(A run of records)
════════════════════
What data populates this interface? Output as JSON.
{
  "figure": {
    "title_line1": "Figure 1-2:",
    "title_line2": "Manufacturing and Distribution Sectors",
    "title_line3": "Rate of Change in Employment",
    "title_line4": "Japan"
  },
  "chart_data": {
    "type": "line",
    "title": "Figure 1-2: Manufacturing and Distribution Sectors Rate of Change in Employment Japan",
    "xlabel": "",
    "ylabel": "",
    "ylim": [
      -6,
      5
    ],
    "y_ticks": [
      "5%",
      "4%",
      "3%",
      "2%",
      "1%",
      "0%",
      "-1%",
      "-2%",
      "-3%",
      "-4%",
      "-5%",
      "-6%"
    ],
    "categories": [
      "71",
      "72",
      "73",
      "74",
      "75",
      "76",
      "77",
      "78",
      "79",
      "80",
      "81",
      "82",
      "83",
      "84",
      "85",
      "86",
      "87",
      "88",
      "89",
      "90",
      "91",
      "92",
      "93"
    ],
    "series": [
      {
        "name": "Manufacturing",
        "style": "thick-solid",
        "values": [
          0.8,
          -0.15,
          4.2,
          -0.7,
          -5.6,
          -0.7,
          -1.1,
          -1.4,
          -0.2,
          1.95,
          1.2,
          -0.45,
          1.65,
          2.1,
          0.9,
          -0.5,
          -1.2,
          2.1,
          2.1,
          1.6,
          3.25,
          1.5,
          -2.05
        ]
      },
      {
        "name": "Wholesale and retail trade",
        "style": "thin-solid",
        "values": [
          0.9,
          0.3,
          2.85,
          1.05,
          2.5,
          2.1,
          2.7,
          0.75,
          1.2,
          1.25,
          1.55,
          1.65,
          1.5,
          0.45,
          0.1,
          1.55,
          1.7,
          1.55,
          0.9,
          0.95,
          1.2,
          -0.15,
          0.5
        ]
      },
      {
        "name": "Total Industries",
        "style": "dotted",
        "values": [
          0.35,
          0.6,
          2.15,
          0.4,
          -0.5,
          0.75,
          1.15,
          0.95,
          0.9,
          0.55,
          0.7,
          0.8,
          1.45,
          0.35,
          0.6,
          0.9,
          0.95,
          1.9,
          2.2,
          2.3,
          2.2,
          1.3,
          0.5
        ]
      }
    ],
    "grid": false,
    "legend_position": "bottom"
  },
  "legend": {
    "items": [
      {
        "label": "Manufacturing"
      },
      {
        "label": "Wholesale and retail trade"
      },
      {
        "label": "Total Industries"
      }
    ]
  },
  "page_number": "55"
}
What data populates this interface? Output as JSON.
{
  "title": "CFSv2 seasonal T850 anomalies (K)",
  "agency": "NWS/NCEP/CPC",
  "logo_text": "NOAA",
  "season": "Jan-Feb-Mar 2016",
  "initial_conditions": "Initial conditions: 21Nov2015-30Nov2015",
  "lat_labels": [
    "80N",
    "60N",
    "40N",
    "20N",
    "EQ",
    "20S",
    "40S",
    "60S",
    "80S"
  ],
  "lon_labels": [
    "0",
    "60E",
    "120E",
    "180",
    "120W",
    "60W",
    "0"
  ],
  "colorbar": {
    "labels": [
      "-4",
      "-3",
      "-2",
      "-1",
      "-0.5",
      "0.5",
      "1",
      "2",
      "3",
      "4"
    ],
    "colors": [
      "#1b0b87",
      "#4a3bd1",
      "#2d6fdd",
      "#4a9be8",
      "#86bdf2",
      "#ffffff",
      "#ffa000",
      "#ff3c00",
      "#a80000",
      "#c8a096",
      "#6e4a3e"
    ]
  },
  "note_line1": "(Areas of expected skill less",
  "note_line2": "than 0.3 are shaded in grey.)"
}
════════════════════
Prompt: Give back all the data exactly as written.

The answer:
What data populates this interface? Output as JSON.
{
  "figure": {
    "title_line1": "Figure 1-2:",
    "title_line2": "Manufacturing and Distribution Sectors",
    "title_line3": "Rate of Change in Employment",
    "title_line4": "Japan"
  },
  "chart_data": {
    "type": "line",
    "title": "Figure 1-2: Manufacturing and Distribution Sectors Rate of Change in Employment Japan",
    "xlabel": "",
    "ylabel": "",
    "ylim": [
      -6,
      5
    ],
    "y_ticks": [
      "5%",
      "4%",
      "3%",
      "2%",
      "1%",
      "0%",
      "-1%",
      "-2%",
      "-3%",
      "-4%",
      "-5%",
      "-6%"
    ],
    "categories": [
      "71",
      "72",
      "73",
      "74",
      "75",
      "76",
      "77",
      "78",
      "79",
      "80",
      "81",
      "82",
      "83",
      "84",
      "85",
      "86",
      "87",
      "88",
      "89",
      "90",
      "91",
      "92",
      "93"
    ],
    "series": [
      {
        "name": "Manufacturing",
        "style": "thick-solid",
        "values": [
          0.8,
          -0.15,
          4.2,
          -0.7,
          -5.6,
          -0.7,
          -1.1,
          -1.4,
          -0.2,
          1.95,
          1.2,
          -0.45,
          1.65,
          2.1,
          0.9,
          -0.5,
          -1.2,
          2.1,
          2.1,
          1.6,
          3.25,
          1.5,
          -2.05
        ]
      },
      {
        "name": "Wholesale and retail trade",
        "style": "thin-solid",
        "values": [
          0.9,
          0.3,
          2.85,
          1.05,
          2.5,
          2.1,
          2.7,
          0.75,
          1.2,
          1.25,
          1.55,
          1.65,
          1.5,
          0.45,
          0.1,
          1.55,
          1.7,
          1.55,
          0.9,
          0.95,
          1.2,
          -0.15,
          0.5
        ]
      },
      {
        "name": "Total Industries",
        "style": "dotted",
        "values": [
          0.35,
          0.6,
          2.15,
          0.4,
          -0.5,
          0.75,
          1.15,
          0.95,
          0.9,
          0.55,
          0.7,
          0.8,
          1.45,
          0.35,
          0.6,
          0.9,
          0.95,
          1.9,
          2.2,
          2.3,
          2.2,
          1.3,
          0.5
        ]
      }
    ],
    "grid": false,
    "legend_position": "bottom"
  },
  "legend": {
    "items": [
      {
        "label": "Manufacturing"
      },
      {
        "label": "Wholesale and retail trade"
      },
      {
        "label": "Total Industries"
      }
    ]
  },
  "page_number": "55"
}
What data populates this interface? Output as JSON.
{
  "title": "CFSv2 seasonal T850 anomalies (K)",
  "agency": "NWS/NCEP/CPC",
  "logo_text": "NOAA",
  "season": "Jan-Feb-Mar 2016",
  "initial_conditions": "Initial conditions: 21Nov2015-30Nov2015",
  "lat_labels": [
    "80N",
    "60N",
    "40N",
    "20N",
    "EQ",
    "20S",
    "40S",
    "60S",
    "80S"
  ],
  "lon_labels": [
    "0",
    "60E",
    "120E",
    "180",
    "120W",
    "60W",
    "0"
  ],
  "colorbar": {
    "labels": [
      "-4",
      "-3",
      "-2",
      "-1",
      "-0.5",
      "0.5",
      "1",
      "2",
      "3",
      "4"
    ],
    "colors": [
      "#1b0b87",
      "#4a3bd1",
      "#2d6fdd",
      "#4a9be8",
      "#86bdf2",
      "#ffffff",
      "#ffa000",
      "#ff3c00",
      "#a80000",
      "#c8a096",
      "#6e4a3e"
    ]
  },
  "note_line1": "(Areas of expected skill less",
  "note_line2": "than 0.3 are shaded in grey.)"
}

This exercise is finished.